╔══

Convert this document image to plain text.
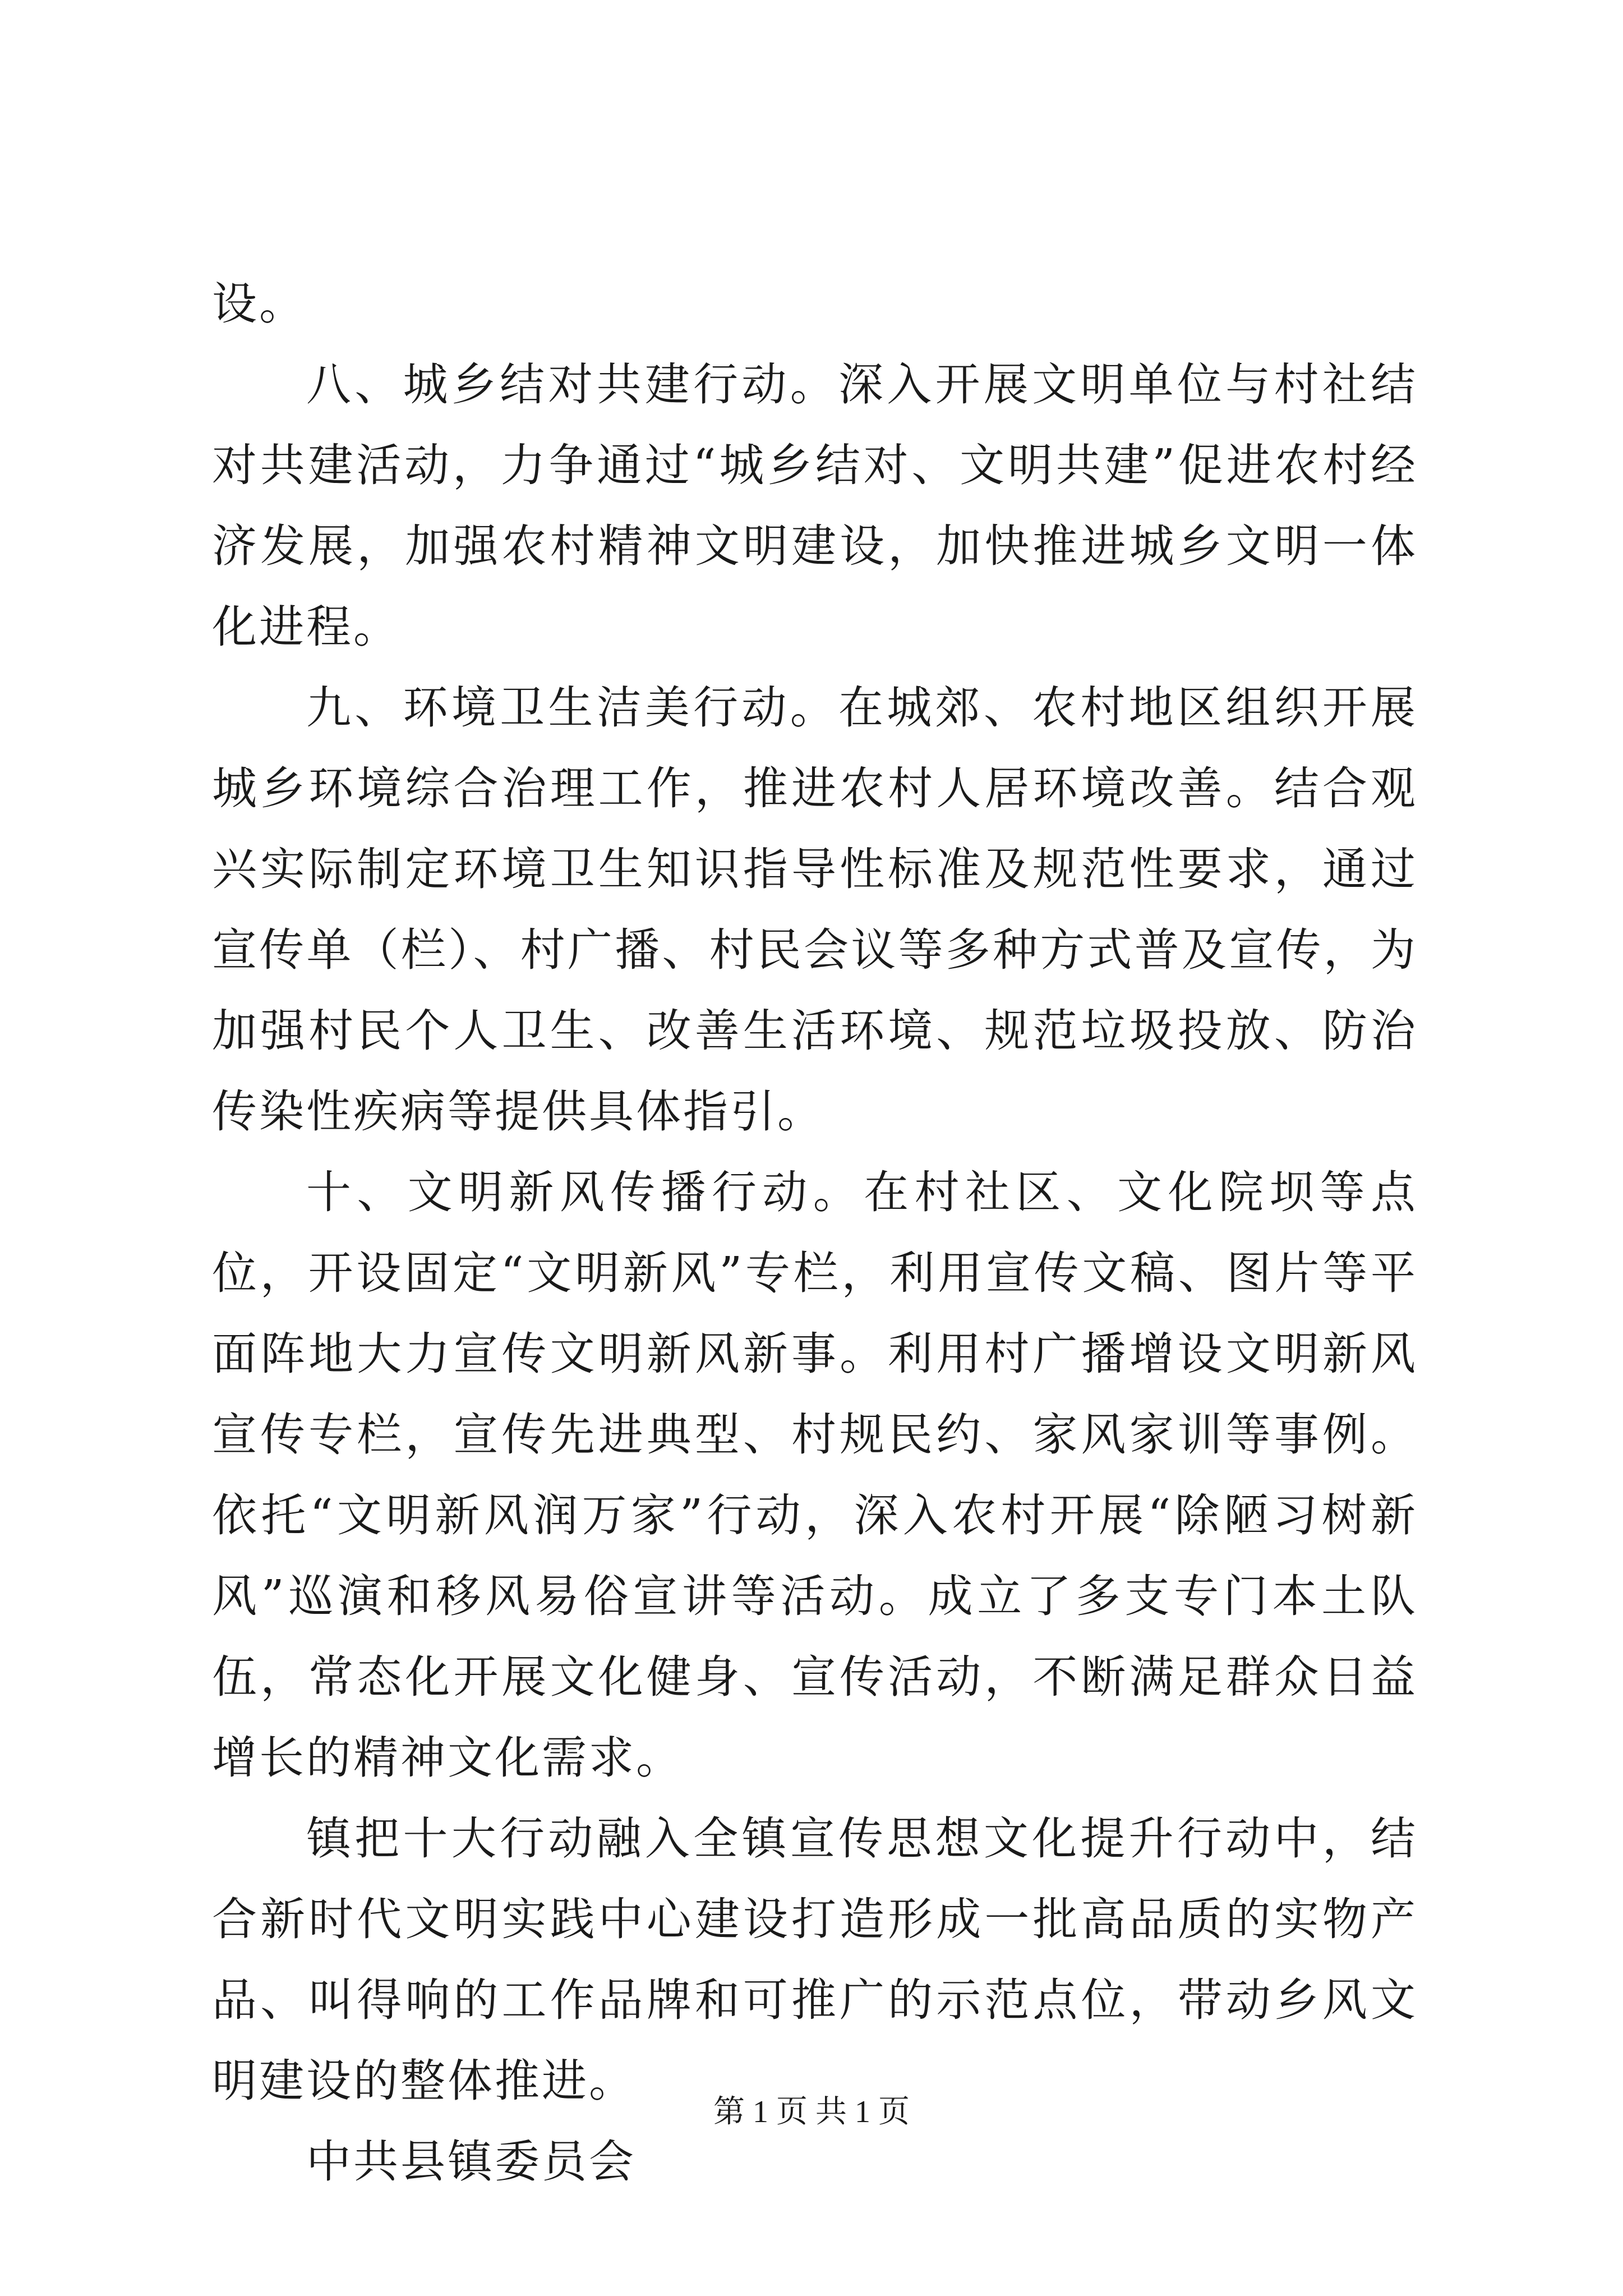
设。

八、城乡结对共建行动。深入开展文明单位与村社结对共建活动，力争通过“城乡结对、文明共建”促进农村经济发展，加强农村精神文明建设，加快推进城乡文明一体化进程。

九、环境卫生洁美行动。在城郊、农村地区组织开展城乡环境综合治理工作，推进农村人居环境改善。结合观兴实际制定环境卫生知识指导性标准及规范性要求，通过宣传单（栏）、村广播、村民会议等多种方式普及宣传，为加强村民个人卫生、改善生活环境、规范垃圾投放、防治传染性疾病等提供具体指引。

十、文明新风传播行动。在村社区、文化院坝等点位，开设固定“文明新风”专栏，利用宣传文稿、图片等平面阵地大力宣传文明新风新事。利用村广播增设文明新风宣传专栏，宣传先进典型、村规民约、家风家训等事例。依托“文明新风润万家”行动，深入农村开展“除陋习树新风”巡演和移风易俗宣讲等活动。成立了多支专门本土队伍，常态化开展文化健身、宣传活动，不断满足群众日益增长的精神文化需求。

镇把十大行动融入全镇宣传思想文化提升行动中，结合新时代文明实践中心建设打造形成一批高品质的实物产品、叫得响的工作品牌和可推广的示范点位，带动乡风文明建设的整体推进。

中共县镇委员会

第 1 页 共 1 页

╚══
╔══

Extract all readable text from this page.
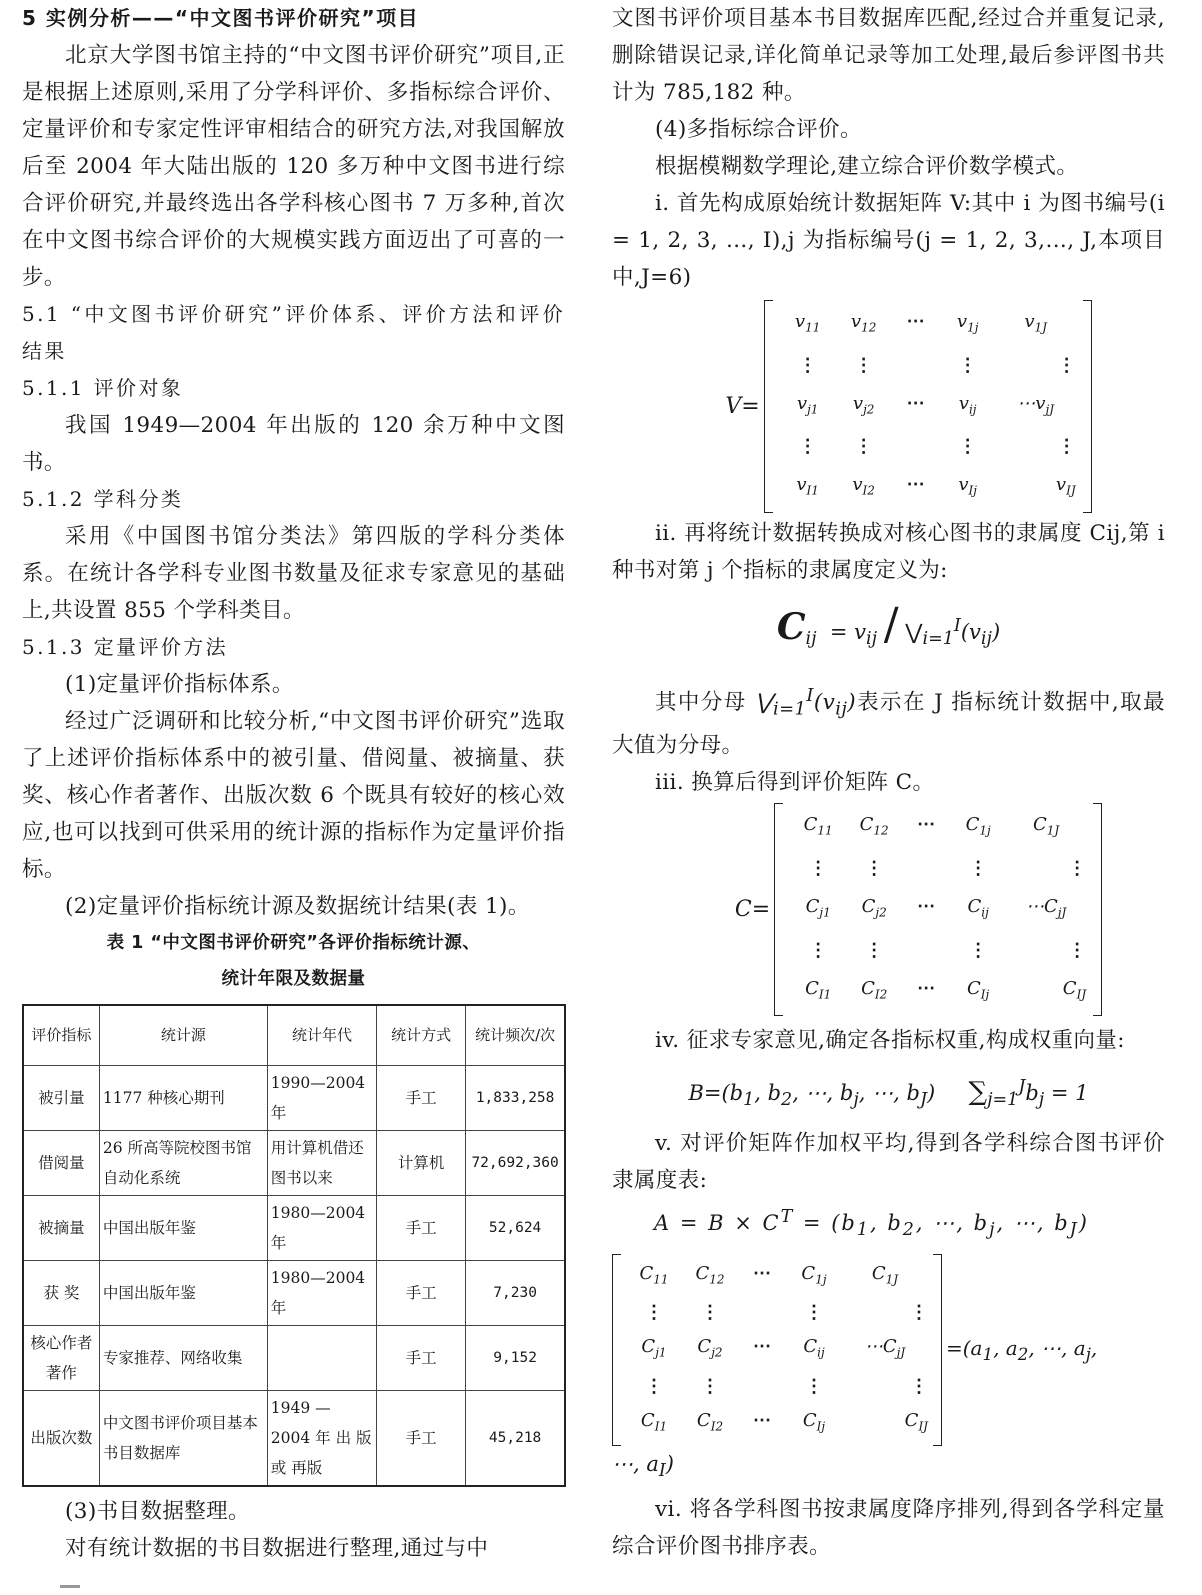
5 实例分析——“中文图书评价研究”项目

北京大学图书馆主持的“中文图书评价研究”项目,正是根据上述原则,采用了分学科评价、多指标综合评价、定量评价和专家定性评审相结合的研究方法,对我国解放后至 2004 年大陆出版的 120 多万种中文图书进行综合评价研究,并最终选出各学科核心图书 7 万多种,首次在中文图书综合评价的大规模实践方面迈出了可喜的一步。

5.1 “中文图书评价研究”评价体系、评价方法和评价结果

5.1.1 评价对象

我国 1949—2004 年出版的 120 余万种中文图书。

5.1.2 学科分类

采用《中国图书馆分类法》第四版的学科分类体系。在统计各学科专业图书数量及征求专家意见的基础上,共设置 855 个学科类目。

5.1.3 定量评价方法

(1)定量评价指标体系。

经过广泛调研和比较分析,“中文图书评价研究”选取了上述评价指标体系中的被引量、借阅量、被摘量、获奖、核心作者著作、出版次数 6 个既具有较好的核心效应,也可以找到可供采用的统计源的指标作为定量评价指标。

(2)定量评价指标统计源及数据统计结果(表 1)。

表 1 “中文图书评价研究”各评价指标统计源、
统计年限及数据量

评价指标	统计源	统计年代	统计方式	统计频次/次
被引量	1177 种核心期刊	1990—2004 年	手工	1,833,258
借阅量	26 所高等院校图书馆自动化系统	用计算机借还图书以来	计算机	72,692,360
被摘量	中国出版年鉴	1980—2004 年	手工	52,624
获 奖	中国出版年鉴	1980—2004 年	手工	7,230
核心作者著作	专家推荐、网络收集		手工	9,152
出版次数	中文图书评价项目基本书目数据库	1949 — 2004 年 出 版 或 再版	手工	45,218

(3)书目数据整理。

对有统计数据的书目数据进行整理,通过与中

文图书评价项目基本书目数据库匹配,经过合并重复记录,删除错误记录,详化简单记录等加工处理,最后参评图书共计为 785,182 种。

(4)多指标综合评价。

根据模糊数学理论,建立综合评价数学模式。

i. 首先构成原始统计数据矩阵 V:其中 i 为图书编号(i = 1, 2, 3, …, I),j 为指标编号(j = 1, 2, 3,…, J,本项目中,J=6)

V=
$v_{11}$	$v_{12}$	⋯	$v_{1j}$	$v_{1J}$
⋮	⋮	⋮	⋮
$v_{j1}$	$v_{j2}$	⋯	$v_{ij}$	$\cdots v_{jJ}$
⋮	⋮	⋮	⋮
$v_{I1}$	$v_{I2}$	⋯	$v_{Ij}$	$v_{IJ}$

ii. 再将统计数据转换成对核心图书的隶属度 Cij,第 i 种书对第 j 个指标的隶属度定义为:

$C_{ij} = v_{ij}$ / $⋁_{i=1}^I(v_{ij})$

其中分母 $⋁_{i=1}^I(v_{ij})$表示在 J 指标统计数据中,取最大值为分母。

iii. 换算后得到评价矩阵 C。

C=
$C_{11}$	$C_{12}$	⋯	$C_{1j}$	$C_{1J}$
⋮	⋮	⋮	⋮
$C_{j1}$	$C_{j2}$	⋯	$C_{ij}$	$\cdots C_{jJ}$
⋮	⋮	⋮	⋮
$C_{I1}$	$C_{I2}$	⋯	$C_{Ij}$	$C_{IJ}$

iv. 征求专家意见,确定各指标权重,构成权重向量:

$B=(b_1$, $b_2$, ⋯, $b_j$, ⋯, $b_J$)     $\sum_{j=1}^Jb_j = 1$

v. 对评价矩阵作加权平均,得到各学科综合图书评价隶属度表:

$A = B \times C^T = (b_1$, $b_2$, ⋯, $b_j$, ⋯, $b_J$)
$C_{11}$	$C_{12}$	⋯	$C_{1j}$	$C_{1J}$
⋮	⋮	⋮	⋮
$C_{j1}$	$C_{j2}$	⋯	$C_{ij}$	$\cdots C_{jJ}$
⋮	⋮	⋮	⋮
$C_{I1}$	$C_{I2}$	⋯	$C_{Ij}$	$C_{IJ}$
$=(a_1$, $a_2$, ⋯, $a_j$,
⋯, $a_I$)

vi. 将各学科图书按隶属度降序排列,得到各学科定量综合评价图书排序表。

╚══
╔══

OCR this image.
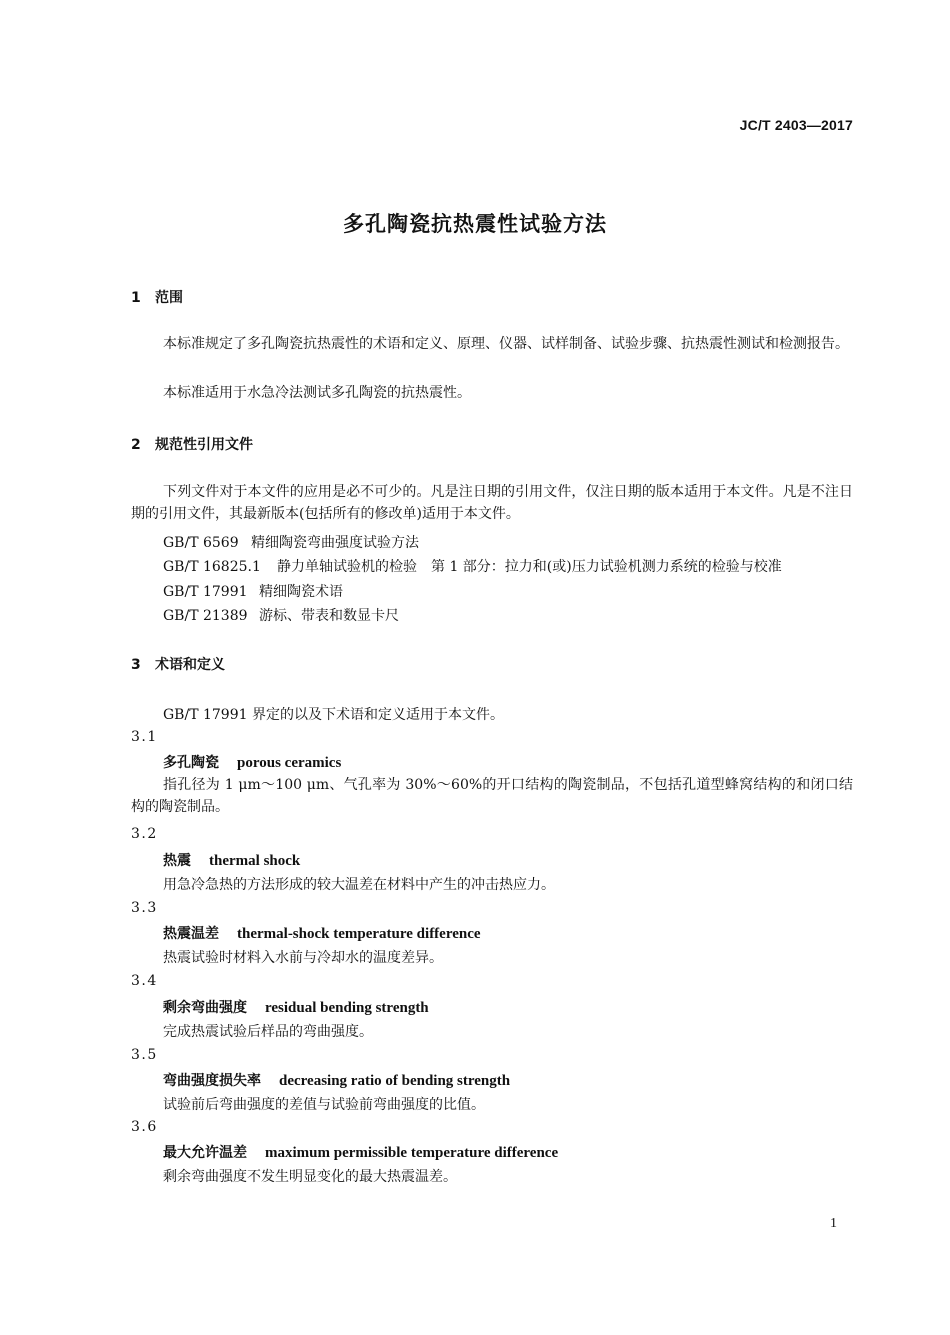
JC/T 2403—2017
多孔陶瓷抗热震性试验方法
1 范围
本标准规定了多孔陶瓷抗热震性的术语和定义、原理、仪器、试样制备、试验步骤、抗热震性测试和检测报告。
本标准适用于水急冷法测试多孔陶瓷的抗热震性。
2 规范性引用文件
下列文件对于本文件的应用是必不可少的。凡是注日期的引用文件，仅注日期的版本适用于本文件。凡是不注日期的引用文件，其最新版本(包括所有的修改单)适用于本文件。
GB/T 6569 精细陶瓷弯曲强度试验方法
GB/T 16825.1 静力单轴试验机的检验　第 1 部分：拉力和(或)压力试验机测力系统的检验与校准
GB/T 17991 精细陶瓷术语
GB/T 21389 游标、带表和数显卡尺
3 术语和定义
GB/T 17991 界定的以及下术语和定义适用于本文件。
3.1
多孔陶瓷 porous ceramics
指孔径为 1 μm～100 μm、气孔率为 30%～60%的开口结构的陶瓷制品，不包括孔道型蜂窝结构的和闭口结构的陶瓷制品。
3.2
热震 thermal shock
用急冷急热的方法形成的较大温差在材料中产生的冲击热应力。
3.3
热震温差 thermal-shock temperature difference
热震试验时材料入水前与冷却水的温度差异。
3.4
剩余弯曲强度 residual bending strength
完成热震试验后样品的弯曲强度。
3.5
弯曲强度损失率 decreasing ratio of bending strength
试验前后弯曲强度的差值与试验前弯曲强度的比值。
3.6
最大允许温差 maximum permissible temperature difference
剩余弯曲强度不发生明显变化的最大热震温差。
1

╚══

__Exercise__. Look through the material and copy each line that has "多指标综合评价".

__Solution below__.
北京大学图书馆主持的“中文图书评价研究”项目,正是根据上述原则,采用了分学科评价、多指标综合评价、定量评价和专家定性评审相结合的研究方法,对我国解放后至 2004 年大陆出版的 120 多万种中文图书进行综合评价研究,并最终选出各学科核心图书 7 万多种,首次在中文图书综合评价的大规模实践方面迈出了可喜的一步。
(4)多指标综合评价。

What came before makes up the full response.